** START **

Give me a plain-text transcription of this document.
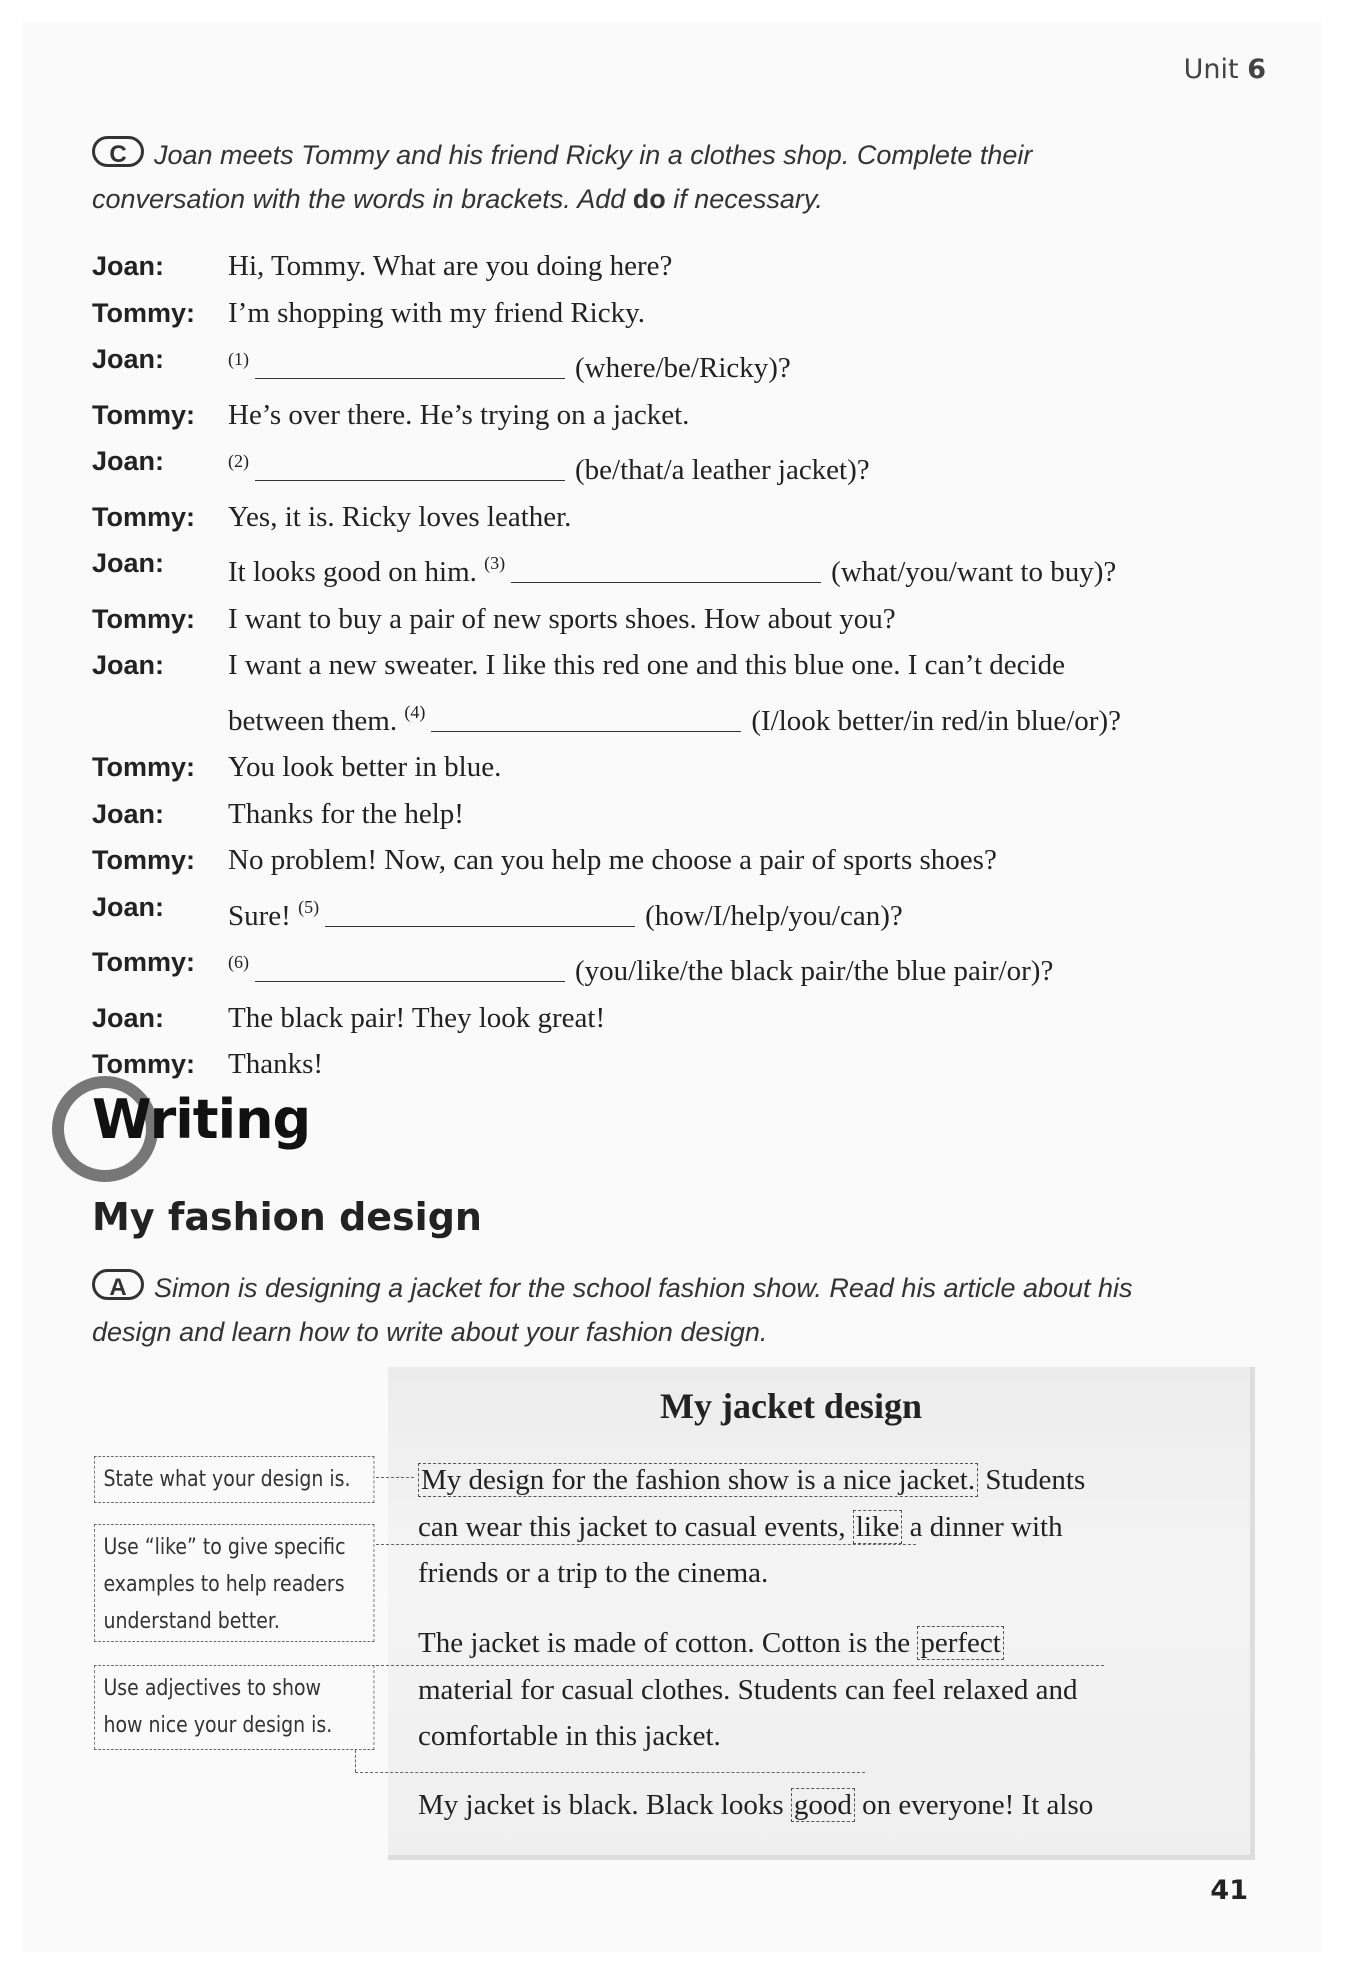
Unit 6
C Joan meets Tommy and his friend Ricky in a clothes shop. Complete their
conversation with the words in brackets. Add do if necessary.
Joan:	Hi, Tommy. What are you doing here?
Tommy:	I’m shopping with my friend Ricky.
Joan:	$^{(1)}$	(where/be/Ricky)?
Tommy:	He’s over there. He’s trying on a jacket.
Joan:	$^{(2)}$	(be/that/a leather jacket)?
Tommy:	Yes, it is. Ricky loves leather.
Joan:	It looks good on him. $^{(3)}$	(what/you/want to buy)?
Tommy:	I want to buy a pair of new sports shoes. How about you?
Joan:	I want a new sweater. I like this red one and this blue one. I can’t decide
between them. $^{(4)}$	(I/look better/in red/in blue/or)?
Tommy:	You look better in blue.
Joan:	Thanks for the help!
Tommy:	No problem! Now, can you help me choose a pair of sports shoes?
Joan:	Sure! $^{(5)}$	(how/I/help/you/can)?
Tommy:	$^{(6)}$	(you/like/the black pair/the blue pair/or)?
Joan:	The black pair! They look great!
Tommy:	Thanks!
Writing
My fashion design
A Simon is designing a jacket for the school fashion show. Read his article about his
design and learn how to write about your fashion design.
My jacket design
My design for the fashion show is a nice jacket. Students
can wear this jacket to casual events, like a dinner with
friends or a trip to the cinema.
The jacket is made of cotton. Cotton is the perfect
material for casual clothes. Students can feel relaxed and
comfortable in this jacket.
My jacket is black. Black looks good on everyone! It also
State what your design is.
Use “like” to give specific examples to help readers understand better.
Use adjectives to show how nice your design is.
41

** END **

Pull every line containing the word "jacket" out of the material and copy it.

## Response for this exercise:
Tommy:	He’s over there. He’s trying on a jacket.
Joan:	$^{(2)}$	(be/that/a leather jacket)?
A Simon is designing a jacket for the school fashion show. Read his article about his
My jacket design
My design for the fashion show is a nice jacket. Students
can wear this jacket to casual events, like a dinner with
The jacket is made of cotton. Cotton is the perfect
comfortable in this jacket.
My jacket is black. Black looks good on everyone! It also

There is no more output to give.